++++ Records for the exercise ++++
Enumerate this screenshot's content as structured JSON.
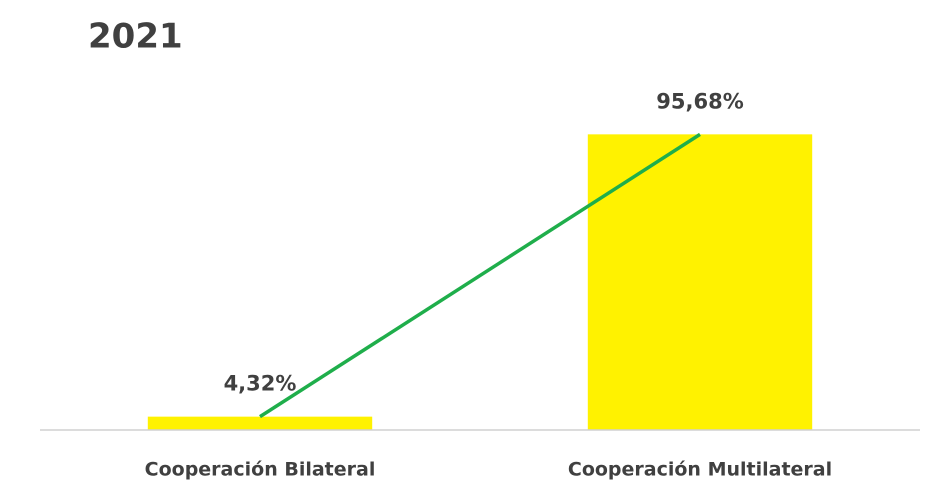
{
  "chart_data": {
    "type": "bar",
    "title": "2021",
    "categories": [
      "Cooperación Bilateral",
      "Cooperación Multilateral"
    ],
    "values": [
      4.32,
      95.68
    ],
    "value_labels": [
      "4,32%",
      "95,68%"
    ],
    "color": "#fff200",
    "line_color": "#1fae4b",
    "ylim": [
      0,
      100
    ],
    "yticks": [],
    "grid": false
  }
}
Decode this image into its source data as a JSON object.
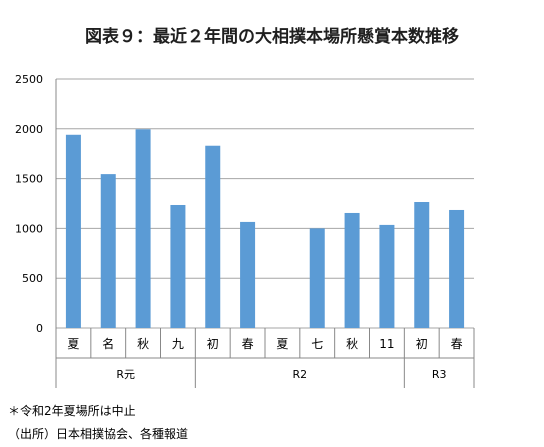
{
  "chart_data": {
    "type": "bar",
    "title": "図表９：最近２年間の大相撲本場所懸賞本数推移",
    "categories": [
      "夏",
      "名",
      "秋",
      "九",
      "初",
      "春",
      "夏",
      "七",
      "秋",
      "11",
      "初",
      "春"
    ],
    "groups": [
      {
        "label": "R元",
        "count": 4
      },
      {
        "label": "R2",
        "count": 6
      },
      {
        "label": "R3",
        "count": 2
      }
    ],
    "values": [
      1940,
      1545,
      1995,
      1235,
      1830,
      1065,
      null,
      1000,
      1155,
      1035,
      1265,
      1185
    ],
    "yticks": [
      "0",
      "500",
      "1000",
      "1500",
      "2000",
      "2500"
    ],
    "ylim": [
      0,
      2500
    ],
    "bar_color": "#5b9bd5",
    "grid": true
  },
  "notes": {
    "note1": "＊令和2年夏場所は中止",
    "note2": "（出所）日本相撲協会、各種報道"
  }
}
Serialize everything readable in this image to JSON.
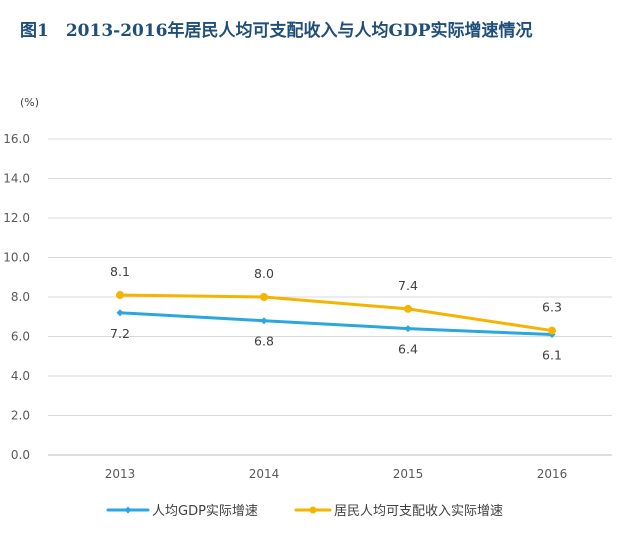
++++
◆ **Set problem**:
All lines of the data above that include the word "image" must be shown.

◆ **Solution for this task**:
Decode this image into its source data as a JSON object.
Serialize everything readable in this image to JSON.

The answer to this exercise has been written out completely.